:: Auftrag 1 ::
Welche Kostenpunkte nennt Netflix laut dem Artikel über die Netflix-Preisklausel als Beispiele für preisbeeinflussende Kosten? Zähle alle auf.
━━━━━ Ausgewählter Abschnitt ━━━━━
Netflix: Wie Sie sich jetzt bis zu 226 Euro zurückholen können

Juristische Schlappe für Netflix: Das Landgericht Berlin erklärt eine Klausel zu Preiserhöhungen für ungültig. Nutzer des Streaming-Dienstes können jetzt Geld zurückfordern.
Berlin – Erst Anfang des Jahres hat Netflix in manchen Ländern die Preise erhöhen müssen. Neue Kundinnen und Kunden anzuwerben scheint dem Streamingdienst Schwierigkeiten zu bereiten, sodass er den Umsatz wohl über diesen Weg anfeuerte. Vor etwa einem Jahr stiegen auch die Preise in Deutschland.
Doch wie das Landesgericht Berlin nun mitteilte, sind dem Anbieter willkürliche Preisänderung bei laufenden Abos hierzulande nicht erlaubt. Somit hatte der Verbraucherzentrale Bundesverband (vzbv) mit seiner Klage gegen Netflix Erfolg, wie der Verband am Dienstag (22.02.2022) in Berlin mitteilte.
Netflix-Nutzerbedingungen sind nicht ausreichend transparent formuliert
„Bei Netflix sind die Bedingungen derart unklar formuliert, dass sie dem Konzern Spielraum für willkürliche Preiserhöhungen bieten“, erklärt Jana Brockfeld, Rechtsreferentin des vzbv. Das Landgericht Berlin habe sich der Auffassung des vzbv angeschlossen, dass die Bedingungen für Preisanpassungen nicht ausreichend transparent seien, hieß es.
So schreibt Netflix in den Nutzerbedingungen: „Wir sind berechtigt, den Preis unserer Abo-Angebote von Zeit zu Zeit in unserem billigen Ermessen zu ändern, um die Auswirkungen von Änderungen der mit unserem Dienst verbundenen Gesamtkosten widerzuspiegeln.“ Beispiele für preisbeeinflussende Kostenpunkte seien laut Netflix beispielsweise Produktions- und Lizenzkosten, Kosten für Personal, Marketing, Finanzierung oder IT-Systeme. Da Netflix international agiert, ist laut Landgericht jedoch unklar. Inwiefern diese Kostenelemente sich tatsächlich in Deutschland auswirken.
━━━━━ Zu bearbeitende Einträge ━━━━━
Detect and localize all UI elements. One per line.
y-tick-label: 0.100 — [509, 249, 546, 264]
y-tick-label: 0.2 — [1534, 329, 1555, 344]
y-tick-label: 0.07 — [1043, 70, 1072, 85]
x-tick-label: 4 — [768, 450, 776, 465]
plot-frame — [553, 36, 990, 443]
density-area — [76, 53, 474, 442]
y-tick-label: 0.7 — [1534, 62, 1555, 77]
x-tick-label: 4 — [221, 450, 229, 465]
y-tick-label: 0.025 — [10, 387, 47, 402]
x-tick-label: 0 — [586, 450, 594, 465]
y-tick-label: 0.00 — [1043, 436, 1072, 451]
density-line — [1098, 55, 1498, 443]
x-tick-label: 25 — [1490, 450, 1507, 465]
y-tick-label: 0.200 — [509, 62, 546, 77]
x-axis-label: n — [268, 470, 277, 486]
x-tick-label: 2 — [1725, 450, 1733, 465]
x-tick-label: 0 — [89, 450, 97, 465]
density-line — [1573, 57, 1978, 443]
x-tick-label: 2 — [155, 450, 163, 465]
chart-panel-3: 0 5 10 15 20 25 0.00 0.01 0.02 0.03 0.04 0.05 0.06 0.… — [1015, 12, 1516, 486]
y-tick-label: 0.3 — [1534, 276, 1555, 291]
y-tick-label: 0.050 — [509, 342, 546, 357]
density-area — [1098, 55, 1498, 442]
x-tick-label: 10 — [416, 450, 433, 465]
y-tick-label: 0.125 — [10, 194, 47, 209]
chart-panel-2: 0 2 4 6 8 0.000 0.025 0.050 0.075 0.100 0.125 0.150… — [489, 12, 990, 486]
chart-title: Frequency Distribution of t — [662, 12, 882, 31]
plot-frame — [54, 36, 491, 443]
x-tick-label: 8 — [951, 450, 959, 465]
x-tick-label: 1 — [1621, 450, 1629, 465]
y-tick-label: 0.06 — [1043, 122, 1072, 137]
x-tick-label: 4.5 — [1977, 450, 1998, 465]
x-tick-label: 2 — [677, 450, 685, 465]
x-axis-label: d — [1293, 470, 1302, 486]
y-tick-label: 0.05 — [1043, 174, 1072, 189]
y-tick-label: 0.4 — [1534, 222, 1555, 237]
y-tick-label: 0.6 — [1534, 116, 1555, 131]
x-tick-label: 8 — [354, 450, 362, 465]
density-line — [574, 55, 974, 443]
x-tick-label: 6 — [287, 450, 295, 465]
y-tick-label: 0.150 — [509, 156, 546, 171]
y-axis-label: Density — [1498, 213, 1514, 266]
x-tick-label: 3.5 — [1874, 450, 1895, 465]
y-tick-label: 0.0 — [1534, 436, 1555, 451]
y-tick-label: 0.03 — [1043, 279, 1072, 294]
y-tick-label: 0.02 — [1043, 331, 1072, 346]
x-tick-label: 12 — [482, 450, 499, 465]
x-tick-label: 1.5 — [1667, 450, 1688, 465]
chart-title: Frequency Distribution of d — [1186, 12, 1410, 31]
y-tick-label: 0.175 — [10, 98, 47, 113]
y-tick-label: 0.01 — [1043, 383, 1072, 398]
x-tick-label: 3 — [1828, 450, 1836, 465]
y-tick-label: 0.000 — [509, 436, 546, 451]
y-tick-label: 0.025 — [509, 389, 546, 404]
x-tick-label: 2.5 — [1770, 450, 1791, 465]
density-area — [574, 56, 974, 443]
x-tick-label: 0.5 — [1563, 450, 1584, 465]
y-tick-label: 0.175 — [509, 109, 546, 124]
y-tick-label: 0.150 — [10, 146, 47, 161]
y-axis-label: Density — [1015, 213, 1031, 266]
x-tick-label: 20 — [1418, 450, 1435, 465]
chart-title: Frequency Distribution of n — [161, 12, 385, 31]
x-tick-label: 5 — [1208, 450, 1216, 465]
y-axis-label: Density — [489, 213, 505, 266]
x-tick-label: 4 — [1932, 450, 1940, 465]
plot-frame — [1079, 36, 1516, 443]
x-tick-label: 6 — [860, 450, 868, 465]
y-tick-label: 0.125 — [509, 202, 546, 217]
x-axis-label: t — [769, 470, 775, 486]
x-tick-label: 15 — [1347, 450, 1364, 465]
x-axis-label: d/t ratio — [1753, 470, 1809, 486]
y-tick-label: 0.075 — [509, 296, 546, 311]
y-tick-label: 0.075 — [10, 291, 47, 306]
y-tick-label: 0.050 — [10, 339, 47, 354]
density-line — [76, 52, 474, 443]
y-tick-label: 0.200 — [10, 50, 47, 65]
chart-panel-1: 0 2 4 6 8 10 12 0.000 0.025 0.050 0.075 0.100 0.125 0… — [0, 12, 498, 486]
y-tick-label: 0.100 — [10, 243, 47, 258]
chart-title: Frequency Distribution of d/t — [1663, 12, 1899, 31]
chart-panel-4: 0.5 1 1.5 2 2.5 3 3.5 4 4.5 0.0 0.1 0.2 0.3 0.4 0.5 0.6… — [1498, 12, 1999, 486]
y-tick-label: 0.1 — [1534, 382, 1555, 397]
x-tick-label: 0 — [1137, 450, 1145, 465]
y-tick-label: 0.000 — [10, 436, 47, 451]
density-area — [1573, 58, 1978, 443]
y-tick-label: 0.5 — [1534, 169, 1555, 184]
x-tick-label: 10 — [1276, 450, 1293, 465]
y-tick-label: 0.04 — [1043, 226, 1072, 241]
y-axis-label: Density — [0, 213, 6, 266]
━━━━━
:: Auftrag 2 ::
Schreibe die Einträge Zeile für Zeile ab, vom Anfang der Einträge bis einschließlich der Zeile mit „x-tick-label: 6 — [287, 450, 295, 465]“.

:: Fertige Antwort 1 ::
- Produktionskosten
- Lizenzkosten
- Kosten für Personal
- Marketing
- Finanzierung
- IT-Systeme

:: Fertige Antwort 2 ::
Detect and localize all UI elements. One per line.
y-tick-label: 0.100 — [509, 249, 546, 264]
y-tick-label: 0.2 — [1534, 329, 1555, 344]
y-tick-label: 0.07 — [1043, 70, 1072, 85]
x-tick-label: 4 — [768, 450, 776, 465]
plot-frame — [553, 36, 990, 443]
density-area — [76, 53, 474, 442]
y-tick-label: 0.7 — [1534, 62, 1555, 77]
x-tick-label: 4 — [221, 450, 229, 465]
y-tick-label: 0.025 — [10, 387, 47, 402]
x-tick-label: 0 — [586, 450, 594, 465]
y-tick-label: 0.00 — [1043, 436, 1072, 451]
density-line — [1098, 55, 1498, 443]
x-tick-label: 25 — [1490, 450, 1507, 465]
y-tick-label: 0.200 — [509, 62, 546, 77]
x-axis-label: n — [268, 470, 277, 486]
x-tick-label: 2 — [1725, 450, 1733, 465]
x-tick-label: 0 — [89, 450, 97, 465]
density-line — [1573, 57, 1978, 443]
x-tick-label: 2 — [155, 450, 163, 465]
chart-panel-3: 0 5 10 15 20 25 0.00 0.01 0.02 0.03 0.04 0.05 0.06 0.… — [1015, 12, 1516, 486]
y-tick-label: 0.3 — [1534, 276, 1555, 291]
y-tick-label: 0.050 — [509, 342, 546, 357]
density-area — [1098, 55, 1498, 442]
x-tick-label: 10 — [416, 450, 433, 465]
y-tick-label: 0.125 — [10, 194, 47, 209]
chart-panel-2: 0 2 4 6 8 0.000 0.025 0.050 0.075 0.100 0.125 0.150… — [489, 12, 990, 486]
chart-title: Frequency Distribution of t — [662, 12, 882, 31]
plot-frame — [54, 36, 491, 443]
x-tick-label: 8 — [951, 450, 959, 465]
x-tick-label: 1 — [1621, 450, 1629, 465]
y-tick-label: 0.06 — [1043, 122, 1072, 137]
x-tick-label: 4.5 — [1977, 450, 1998, 465]
x-tick-label: 2 — [677, 450, 685, 465]
x-axis-label: d — [1293, 470, 1302, 486]
y-tick-label: 0.05 — [1043, 174, 1072, 189]
y-tick-label: 0.4 — [1534, 222, 1555, 237]
y-tick-label: 0.6 — [1534, 116, 1555, 131]
x-tick-label: 8 — [354, 450, 362, 465]
density-line — [574, 55, 974, 443]
x-tick-label: 6 — [287, 450, 295, 465]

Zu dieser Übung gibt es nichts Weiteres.